begin EXTRACTED TEXT
So the search began, and, we must say, it was not without its humiliating moments. We bought a thing called the STANCE GUIDE, which we thought sounded scientific. In fact, the Stance Guide was merely arrows you stuck to the toes of your shoes so they pointed to the target. You have not known embarrassment until you've walked into the men's grill with arrows stuck to your shoes.
We bought TOP TIPS, and we now have little stickers on the butt end of each of our grips, diagramming exactly how to address the ball for that particular club. There is no way to look cool with a Top Tip on the end of your driver. We paid $44.95 for the IMPACT BAG. It's specially designed to teach you the feeling of impact. You fill it up with sheets, towels, anything you like, and zip it up. Then you place the bag against an immovable object and swing your club into it. Or you could not blow the 45 smackers and use a pillowcase instead.
end EXTRACTED TEXT
begin GIVEN DATA
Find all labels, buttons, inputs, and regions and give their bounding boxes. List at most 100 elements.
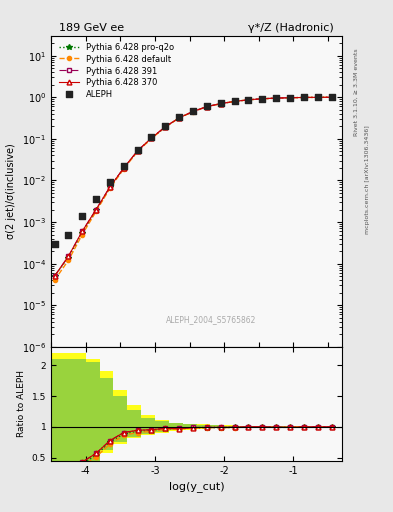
end GIVEN DATA
> _YOUR INSTRUCTIONS_
Can you reproduce the passage above about golf training gadgets, word for word and in full?

> _WRITTEN REPLY_
So the search began, and, we must say, it was not without its humiliating moments. We bought a thing called the STANCE GUIDE, which we thought sounded scientific. In fact, the Stance Guide was merely arrows you stuck to the toes of your shoes so they pointed to the target. You have not known embarrassment until you've walked into the men's grill with arrows stuck to your shoes.
We bought TOP TIPS, and we now have little stickers on the butt end of each of our grips, diagramming exactly how to address the ball for that particular club. There is no way to look cool with a Top Tip on the end of your driver. We paid $44.95 for the IMPACT BAG. It's specially designed to teach you the feeling of impact. You fill it up with sheets, towels, anything you like, and zip it up. Then you place the bag against an immovable object and swing your club into it. Or you could not blow the 45 smackers and use a pillowcase instead.